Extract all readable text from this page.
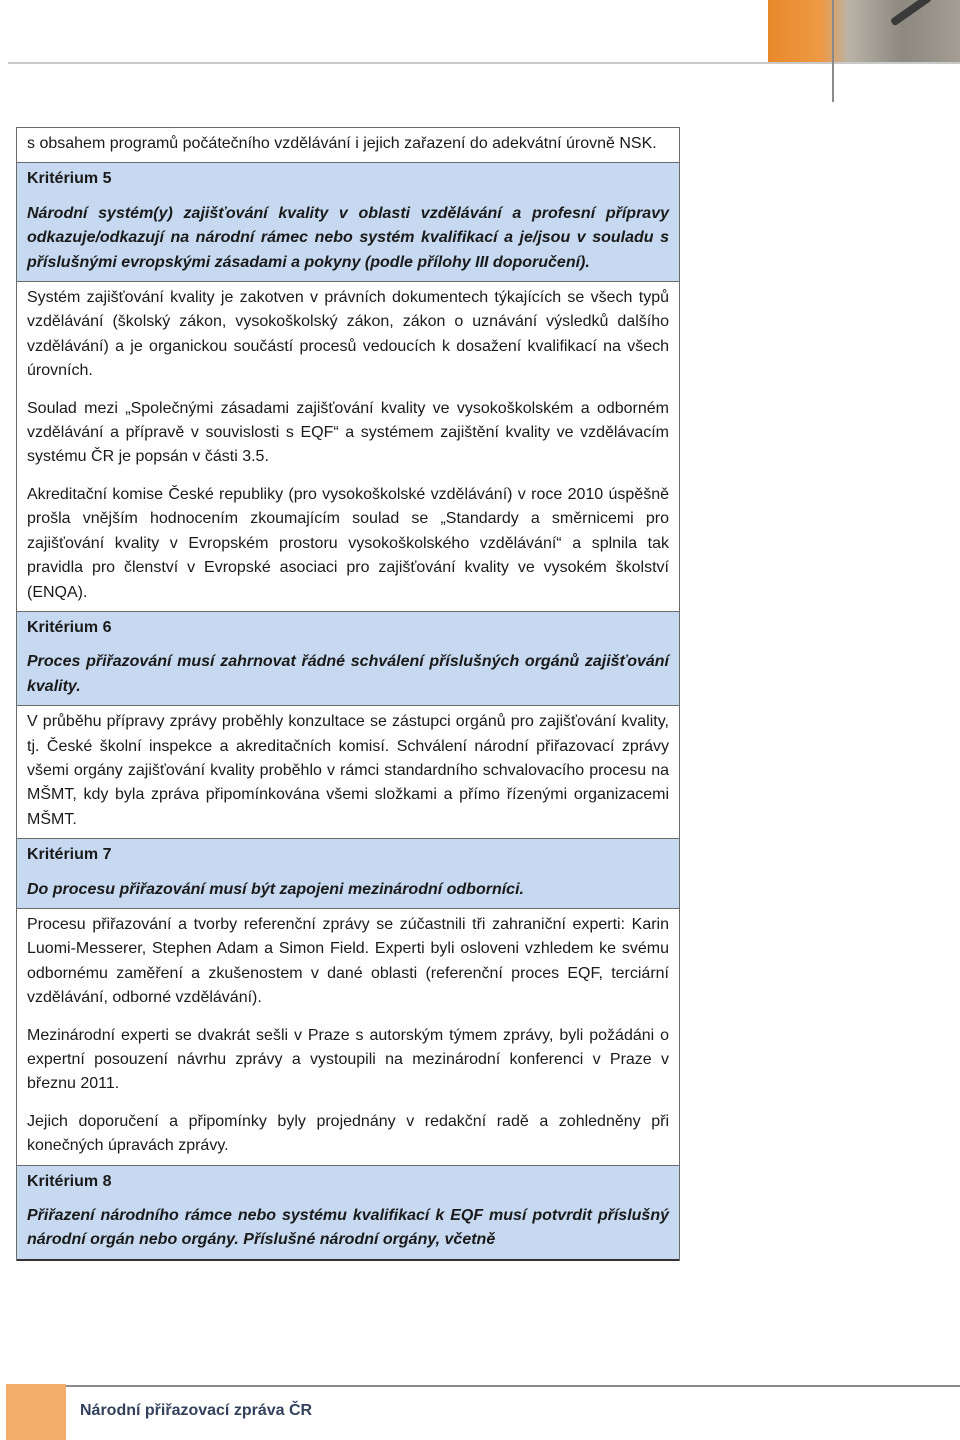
s obsahem programů počátečního vzdělávání i jejich zařazení do adekvátní úrovně NSK.

Kritérium 5

Národní systém(y) zajišťování kvality v oblasti vzdělávání a profesní přípravy odkazuje/odkazují na národní rámec nebo systém kvalifikací a je/jsou v souladu s příslušnými evropskými zásadami a pokyny (podle přílohy III doporučení).

Systém zajišťování kvality je zakotven v právních dokumentech týkajících se všech typů vzdělávání (školský zákon, vysokoškolský zákon, zákon o uznávání výsledků dalšího vzdělávání) a je organickou součástí procesů vedoucích k dosažení kvalifikací na všech úrovních.

Soulad mezi „Společnými zásadami zajišťování kvality ve vysokoškolském a odborném vzdělávání a přípravě v souvislosti s EQF“ a systémem zajištění kvality ve vzdělávacím systému ČR je popsán v části 3.5.

Akreditační komise České republiky (pro vysokoškolské vzdělávání) v roce 2010 úspěšně prošla vnějším hodnocením zkoumajícím soulad se „Standardy a směrnicemi pro zajišťování kvality v Evropském prostoru vysokoškolského vzdělávání“ a splnila tak pravidla pro členství v Evropské asociaci pro zajišťování kvality ve vysokém školství (ENQA).

Kritérium 6

Proces přiřazování musí zahrnovat řádné schválení příslušných orgánů zajišťování kvality.

V průběhu přípravy zprávy proběhly konzultace se zástupci orgánů pro zajišťování kvality, tj. České školní inspekce a akreditačních komisí. Schválení národní přiřazovací zprávy všemi orgány zajišťování kvality proběhlo v rámci standardního schvalovacího procesu na MŠMT, kdy byla zpráva připomínkována všemi složkami a přímo řízenými organizacemi MŠMT.

Kritérium 7

Do procesu přiřazování musí být zapojeni mezinárodní odborníci.

Procesu přiřazování a tvorby referenční zprávy se zúčastnili tři zahraniční experti: Karin Luomi-Messerer, Stephen Adam a Simon Field. Experti byli osloveni vzhledem ke svému odbornému zaměření a zkušenostem v dané oblasti (referenční proces EQF, terciární vzdělávání, odborné vzdělávání).

Mezinárodní experti se dvakrát sešli v Praze s autorským týmem zprávy, byli požádáni o expertní posouzení návrhu zprávy a vystoupili na mezinárodní konferenci v Praze v březnu 2011.

Jejich doporučení a připomínky byly projednány v redakční radě a zohledněny při konečných úpravách zprávy.

Kritérium 8

Přiřazení národního rámce nebo systému kvalifikací k EQF musí potvrdit příslušný národní orgán nebo orgány. Příslušné národní orgány, včetně

Národní přiřazovací zpráva ČR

**TASK INSTRUCTIONS:**
Wherever the word "přiřazování" occurs in a line of the listing, copy that line.

**WORKED ANSWER:**
Proces přiřazování musí zahrnovat řádné schválení příslušných orgánů zajišťování kvality.
Do procesu přiřazování musí být zapojeni mezinárodní odborníci.
Procesu přiřazování a tvorby referenční zprávy se zúčastnili tři zahraniční experti: Karin Luomi-Messerer, Stephen Adam a Simon Field. Experti byli osloveni vzhledem ke svému odbornému zaměření a zkušenostem v dané oblasti (referenční proces EQF, terciární vzdělávání, odborné vzdělávání).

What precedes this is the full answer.